* **Text shown**:
[Start of Attachment]
'I really feel angry': Insured patients hit with massive bills due to liens

Katie Adams -

Many hospitals — especially those belonging to large, wealthy health systems — increase revenue by using liens to bypass patients' insurance and collect full charges from accident victims' settlements, according to a Feb. 1 report from The New York Times.

In a hospital context, a lien refers to a claim placed on a settlement payment to ensure a patient pays their entire debt without help from their insurance plan. This allows hospitals to collect money that was allocated to the patient to compensate for the accident, as well as allows hospitals to bypass the significant discounts they are contractually obligated to offer health plans.

This revenue-building practice often comes at the expense of low-income patients; it is most lucrative when wielded against Medicaid patients because the plan pays lower reimbursement rates than private plans. In one instance, Medicaid patient and car accident victim Monica Smith told the NYT that Fort Wayne, Ind.-based Parkview Regional Medical Center ignored her requests to bill Medicaid, which would have paid bills totalling $2,500, and instead placed a lien on her settlement and pursued a $12,856 charge.

Parkview's chief legal officer, David Storey, told the NYT the system no longer places liens against Medicaid patients and that it "has always taken a conservative and fair approach to collections."
[End of Attachment]
* **Tasks to carry out**:
- a) In the article on hospital liens, who is Parkview's chief legal officer?
- b) Put this sentence from the hospital liens article into Spanish: "Many hospitals — especially those belonging to large, wealthy health systems — increase revenue by using liens to bypass patients' insurance and collect full charges from accident victims' settlements, according to a Feb. 1 report from The New York Times."
- c) Copy the part of the hospital liens article that begins at the words "Many hospitals —" and stops after "New York Times.", substituting "affluent" for "wealthy".

* **Data provided**:
[Start of Attachment]
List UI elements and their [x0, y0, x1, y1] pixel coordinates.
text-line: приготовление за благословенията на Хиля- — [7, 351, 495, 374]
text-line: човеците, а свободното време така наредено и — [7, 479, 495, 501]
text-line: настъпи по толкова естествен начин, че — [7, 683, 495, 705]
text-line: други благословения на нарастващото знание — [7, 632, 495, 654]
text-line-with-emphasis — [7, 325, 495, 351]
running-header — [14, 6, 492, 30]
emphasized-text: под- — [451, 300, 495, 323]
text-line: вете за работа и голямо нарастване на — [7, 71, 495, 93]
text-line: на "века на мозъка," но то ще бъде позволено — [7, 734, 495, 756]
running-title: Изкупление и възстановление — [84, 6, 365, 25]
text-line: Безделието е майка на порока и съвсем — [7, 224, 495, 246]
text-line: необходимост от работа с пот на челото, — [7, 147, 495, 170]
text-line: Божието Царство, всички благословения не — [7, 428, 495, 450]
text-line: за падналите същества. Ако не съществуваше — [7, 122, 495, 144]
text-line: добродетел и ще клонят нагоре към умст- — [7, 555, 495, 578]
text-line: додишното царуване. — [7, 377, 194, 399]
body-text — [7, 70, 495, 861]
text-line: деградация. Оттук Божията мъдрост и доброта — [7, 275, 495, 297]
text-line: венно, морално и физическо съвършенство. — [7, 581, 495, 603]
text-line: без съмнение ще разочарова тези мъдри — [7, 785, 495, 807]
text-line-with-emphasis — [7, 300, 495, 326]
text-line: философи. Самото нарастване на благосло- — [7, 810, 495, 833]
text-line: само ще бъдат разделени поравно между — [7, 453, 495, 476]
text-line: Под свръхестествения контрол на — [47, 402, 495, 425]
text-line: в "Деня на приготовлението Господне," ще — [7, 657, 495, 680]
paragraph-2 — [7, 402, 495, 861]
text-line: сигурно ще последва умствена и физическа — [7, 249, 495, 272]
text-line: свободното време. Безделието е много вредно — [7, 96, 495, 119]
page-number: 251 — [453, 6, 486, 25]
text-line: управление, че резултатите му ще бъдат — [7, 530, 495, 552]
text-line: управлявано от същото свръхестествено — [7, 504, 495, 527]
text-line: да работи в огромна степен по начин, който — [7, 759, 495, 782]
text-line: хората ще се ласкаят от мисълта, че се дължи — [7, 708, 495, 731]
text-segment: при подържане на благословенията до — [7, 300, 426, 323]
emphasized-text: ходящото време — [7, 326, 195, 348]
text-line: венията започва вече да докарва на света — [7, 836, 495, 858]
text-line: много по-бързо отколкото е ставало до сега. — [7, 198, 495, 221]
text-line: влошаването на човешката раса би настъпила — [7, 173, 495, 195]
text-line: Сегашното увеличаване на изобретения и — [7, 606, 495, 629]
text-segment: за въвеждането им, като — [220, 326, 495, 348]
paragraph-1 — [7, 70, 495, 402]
[End of Attachment]
* **Answer section**:
- a) David Storey

- b) Muchos hospitales —especialmente los que pertenecen a sistemas de salud grandes y adinerados— aumentan sus ingresos mediante el uso de gravámenes para eludir el seguro de los pacientes y cobrar los cargos completos de las indemnizaciones de las víctimas de accidentes, según un informe del 1 de febrero de The New York Times.

- c)
Many hospitals — especially those belonging to large, affluent health systems — increase revenue by using liens to bypass patients' insurance and collect full charges from accident victims' settlements, according to a Feb. 1 report from The New York Times.